§ The problem
Copy each record exactly as it reads, leaving out any pictures it holds.

§ Data lines

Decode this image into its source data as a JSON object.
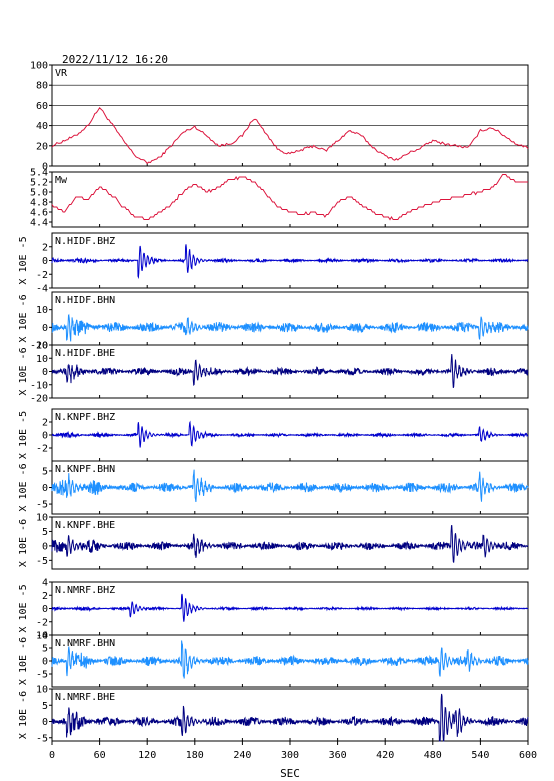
{
  "title": "2022/11/12  16:20",
  "xaxis": {
    "label": "SEC",
    "ticks": [
      "0",
      "60",
      "120",
      "180",
      "240",
      "300",
      "360",
      "420",
      "480",
      "540",
      "600"
    ],
    "min": 0,
    "max": 600
  },
  "chart_data": [
    {
      "type": "line",
      "title": "VR",
      "ylim": [
        0,
        100
      ],
      "yticks": [
        "0",
        "20",
        "40",
        "60",
        "80",
        "100"
      ],
      "grid": true,
      "color": "#dc143c",
      "x": [
        0,
        15,
        30,
        45,
        60,
        75,
        90,
        105,
        120,
        135,
        150,
        165,
        180,
        195,
        210,
        225,
        240,
        255,
        270,
        285,
        300,
        315,
        330,
        345,
        360,
        375,
        390,
        405,
        420,
        435,
        450,
        465,
        480,
        495,
        510,
        525,
        540,
        555,
        570,
        585,
        600
      ],
      "y": [
        20,
        25,
        30,
        40,
        58,
        42,
        25,
        10,
        3,
        8,
        20,
        33,
        39,
        30,
        20,
        22,
        30,
        48,
        32,
        16,
        12,
        16,
        20,
        15,
        25,
        35,
        30,
        18,
        10,
        6,
        13,
        18,
        25,
        22,
        20,
        18,
        35,
        38,
        30,
        22,
        18
      ]
    },
    {
      "type": "line",
      "title": "Mw",
      "ylim": [
        4.3,
        5.4
      ],
      "yticks": [
        "4.4",
        "4.6",
        "4.8",
        "5.0",
        "5.2",
        "5.4"
      ],
      "grid": false,
      "color": "#dc143c",
      "x": [
        0,
        15,
        30,
        45,
        60,
        75,
        90,
        105,
        120,
        135,
        150,
        165,
        180,
        195,
        210,
        225,
        240,
        255,
        270,
        285,
        300,
        315,
        330,
        345,
        360,
        375,
        390,
        405,
        420,
        435,
        450,
        465,
        480,
        495,
        510,
        525,
        540,
        555,
        570,
        585,
        600
      ],
      "y": [
        4.75,
        4.6,
        4.9,
        4.85,
        5.1,
        4.95,
        4.7,
        4.5,
        4.45,
        4.6,
        4.75,
        5.0,
        5.15,
        5.0,
        5.1,
        5.25,
        5.3,
        5.2,
        4.95,
        4.7,
        4.6,
        4.55,
        4.6,
        4.5,
        4.8,
        4.9,
        4.75,
        4.6,
        4.5,
        4.45,
        4.6,
        4.7,
        4.8,
        4.85,
        4.9,
        4.95,
        5.0,
        5.1,
        5.35,
        5.2,
        5.2
      ]
    },
    {
      "type": "line",
      "title": "N.HIDF.BHZ",
      "ylabel": "X 10E -5",
      "ylim": [
        -4,
        4
      ],
      "yticks": [
        "-4",
        "-2",
        "0",
        "2"
      ],
      "color": "#0000cd",
      "noise": 0.25,
      "events": [
        [
          110,
          2.5
        ],
        [
          170,
          -2.2
        ]
      ]
    },
    {
      "type": "line",
      "title": "N.HIDF.BHN",
      "ylabel": "X 10E -6",
      "ylim": [
        -10,
        20
      ],
      "yticks": [
        "-10",
        "0",
        "10"
      ],
      "color": "#1e90ff",
      "noise": 3,
      "events": [
        [
          20,
          8
        ],
        [
          170,
          6
        ],
        [
          540,
          7
        ]
      ]
    },
    {
      "type": "line",
      "title": "N.HIDF.BHE",
      "ylabel": "X 10E -6",
      "ylim": [
        -20,
        20
      ],
      "yticks": [
        "-20",
        "-10",
        "0",
        "10",
        "20"
      ],
      "color": "#000080",
      "noise": 3,
      "events": [
        [
          20,
          8
        ],
        [
          180,
          10
        ],
        [
          505,
          -12
        ]
      ]
    },
    {
      "type": "line",
      "title": "N.KNPF.BHZ",
      "ylabel": "X 10E -5",
      "ylim": [
        -4,
        4
      ],
      "yticks": [
        "-2",
        "0",
        "2"
      ],
      "color": "#0000cd",
      "noise": 0.25,
      "events": [
        [
          110,
          -2.0
        ],
        [
          175,
          -2.0
        ],
        [
          540,
          -1.2
        ]
      ]
    },
    {
      "type": "line",
      "title": "N.KNPF.BHN",
      "ylabel": "X 10E -6",
      "ylim": [
        -8,
        8
      ],
      "yticks": [
        "-5",
        "0",
        "5"
      ],
      "color": "#1e90ff",
      "noise": 1.5,
      "events": [
        [
          20,
          4
        ],
        [
          180,
          -5
        ],
        [
          540,
          -4
        ]
      ]
    },
    {
      "type": "line",
      "title": "N.KNPF.BHE",
      "ylabel": "X 10E -6",
      "ylim": [
        -8,
        10
      ],
      "yticks": [
        "-5",
        "0",
        "5",
        "10"
      ],
      "color": "#000080",
      "noise": 1.5,
      "events": [
        [
          20,
          4
        ],
        [
          180,
          -4
        ],
        [
          505,
          -7
        ],
        [
          545,
          -4
        ]
      ]
    },
    {
      "type": "line",
      "title": "N.NMRF.BHZ",
      "ylabel": "X 10E -5",
      "ylim": [
        -4,
        4
      ],
      "yticks": [
        "-4",
        "-2",
        "0",
        "2",
        "4"
      ],
      "color": "#0000cd",
      "noise": 0.2,
      "events": [
        [
          100,
          1.2
        ],
        [
          165,
          -2.2
        ]
      ]
    },
    {
      "type": "line",
      "title": "N.NMRF.BHN",
      "ylabel": "X 10E -6",
      "ylim": [
        -10,
        10
      ],
      "yticks": [
        "-5",
        "0",
        "5",
        "10"
      ],
      "color": "#1e90ff",
      "noise": 2,
      "events": [
        [
          20,
          5
        ],
        [
          165,
          -8
        ],
        [
          490,
          6
        ],
        [
          525,
          -4
        ]
      ]
    },
    {
      "type": "line",
      "title": "N.NMRF.BHE",
      "ylabel": "X 10E -6",
      "ylim": [
        -6,
        10
      ],
      "yticks": [
        "-5",
        "0",
        "5",
        "10"
      ],
      "color": "#000080",
      "noise": 1.5,
      "events": [
        [
          20,
          4
        ],
        [
          165,
          5
        ],
        [
          490,
          10
        ],
        [
          510,
          -5
        ]
      ]
    }
  ]
}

§ Result
Decode this image into its source data as a JSON object.
{
  "title": "2022/11/12  16:20",
  "xaxis": {
    "label": "SEC",
    "ticks": [
      "0",
      "60",
      "120",
      "180",
      "240",
      "300",
      "360",
      "420",
      "480",
      "540",
      "600"
    ],
    "min": 0,
    "max": 600
  },
  "chart_data": [
    {
      "type": "line",
      "title": "VR",
      "ylim": [
        0,
        100
      ],
      "yticks": [
        "0",
        "20",
        "40",
        "60",
        "80",
        "100"
      ],
      "grid": true,
      "color": "#dc143c",
      "x": [
        0,
        15,
        30,
        45,
        60,
        75,
        90,
        105,
        120,
        135,
        150,
        165,
        180,
        195,
        210,
        225,
        240,
        255,
        270,
        285,
        300,
        315,
        330,
        345,
        360,
        375,
        390,
        405,
        420,
        435,
        450,
        465,
        480,
        495,
        510,
        525,
        540,
        555,
        570,
        585,
        600
      ],
      "y": [
        20,
        25,
        30,
        40,
        58,
        42,
        25,
        10,
        3,
        8,
        20,
        33,
        39,
        30,
        20,
        22,
        30,
        48,
        32,
        16,
        12,
        16,
        20,
        15,
        25,
        35,
        30,
        18,
        10,
        6,
        13,
        18,
        25,
        22,
        20,
        18,
        35,
        38,
        30,
        22,
        18
      ]
    },
    {
      "type": "line",
      "title": "Mw",
      "ylim": [
        4.3,
        5.4
      ],
      "yticks": [
        "4.4",
        "4.6",
        "4.8",
        "5.0",
        "5.2",
        "5.4"
      ],
      "grid": false,
      "color": "#dc143c",
      "x": [
        0,
        15,
        30,
        45,
        60,
        75,
        90,
        105,
        120,
        135,
        150,
        165,
        180,
        195,
        210,
        225,
        240,
        255,
        270,
        285,
        300,
        315,
        330,
        345,
        360,
        375,
        390,
        405,
        420,
        435,
        450,
        465,
        480,
        495,
        510,
        525,
        540,
        555,
        570,
        585,
        600
      ],
      "y": [
        4.75,
        4.6,
        4.9,
        4.85,
        5.1,
        4.95,
        4.7,
        4.5,
        4.45,
        4.6,
        4.75,
        5.0,
        5.15,
        5.0,
        5.1,
        5.25,
        5.3,
        5.2,
        4.95,
        4.7,
        4.6,
        4.55,
        4.6,
        4.5,
        4.8,
        4.9,
        4.75,
        4.6,
        4.5,
        4.45,
        4.6,
        4.7,
        4.8,
        4.85,
        4.9,
        4.95,
        5.0,
        5.1,
        5.35,
        5.2,
        5.2
      ]
    },
    {
      "type": "line",
      "title": "N.HIDF.BHZ",
      "ylabel": "X 10E -5",
      "ylim": [
        -4,
        4
      ],
      "yticks": [
        "-4",
        "-2",
        "0",
        "2"
      ],
      "color": "#0000cd",
      "noise": 0.25,
      "events": [
        [
          110,
          2.5
        ],
        [
          170,
          -2.2
        ]
      ]
    },
    {
      "type": "line",
      "title": "N.HIDF.BHN",
      "ylabel": "X 10E -6",
      "ylim": [
        -10,
        20
      ],
      "yticks": [
        "-10",
        "0",
        "10"
      ],
      "color": "#1e90ff",
      "noise": 3,
      "events": [
        [
          20,
          8
        ],
        [
          170,
          6
        ],
        [
          540,
          7
        ]
      ]
    },
    {
      "type": "line",
      "title": "N.HIDF.BHE",
      "ylabel": "X 10E -6",
      "ylim": [
        -20,
        20
      ],
      "yticks": [
        "-20",
        "-10",
        "0",
        "10",
        "20"
      ],
      "color": "#000080",
      "noise": 3,
      "events": [
        [
          20,
          8
        ],
        [
          180,
          10
        ],
        [
          505,
          -12
        ]
      ]
    },
    {
      "type": "line",
      "title": "N.KNPF.BHZ",
      "ylabel": "X 10E -5",
      "ylim": [
        -4,
        4
      ],
      "yticks": [
        "-2",
        "0",
        "2"
      ],
      "color": "#0000cd",
      "noise": 0.25,
      "events": [
        [
          110,
          -2.0
        ],
        [
          175,
          -2.0
        ],
        [
          540,
          -1.2
        ]
      ]
    },
    {
      "type": "line",
      "title": "N.KNPF.BHN",
      "ylabel": "X 10E -6",
      "ylim": [
        -8,
        8
      ],
      "yticks": [
        "-5",
        "0",
        "5"
      ],
      "color": "#1e90ff",
      "noise": 1.5,
      "events": [
        [
          20,
          4
        ],
        [
          180,
          -5
        ],
        [
          540,
          -4
        ]
      ]
    },
    {
      "type": "line",
      "title": "N.KNPF.BHE",
      "ylabel": "X 10E -6",
      "ylim": [
        -8,
        10
      ],
      "yticks": [
        "-5",
        "0",
        "5",
        "10"
      ],
      "color": "#000080",
      "noise": 1.5,
      "events": [
        [
          20,
          4
        ],
        [
          180,
          -4
        ],
        [
          505,
          -7
        ],
        [
          545,
          -4
        ]
      ]
    },
    {
      "type": "line",
      "title": "N.NMRF.BHZ",
      "ylabel": "X 10E -5",
      "ylim": [
        -4,
        4
      ],
      "yticks": [
        "-4",
        "-2",
        "0",
        "2",
        "4"
      ],
      "color": "#0000cd",
      "noise": 0.2,
      "events": [
        [
          100,
          1.2
        ],
        [
          165,
          -2.2
        ]
      ]
    },
    {
      "type": "line",
      "title": "N.NMRF.BHN",
      "ylabel": "X 10E -6",
      "ylim": [
        -10,
        10
      ],
      "yticks": [
        "-5",
        "0",
        "5",
        "10"
      ],
      "color": "#1e90ff",
      "noise": 2,
      "events": [
        [
          20,
          5
        ],
        [
          165,
          -8
        ],
        [
          490,
          6
        ],
        [
          525,
          -4
        ]
      ]
    },
    {
      "type": "line",
      "title": "N.NMRF.BHE",
      "ylabel": "X 10E -6",
      "ylim": [
        -6,
        10
      ],
      "yticks": [
        "-5",
        "0",
        "5",
        "10"
      ],
      "color": "#000080",
      "noise": 1.5,
      "events": [
        [
          20,
          4
        ],
        [
          165,
          5
        ],
        [
          490,
          10
        ],
        [
          510,
          -5
        ]
      ]
    }
  ]
}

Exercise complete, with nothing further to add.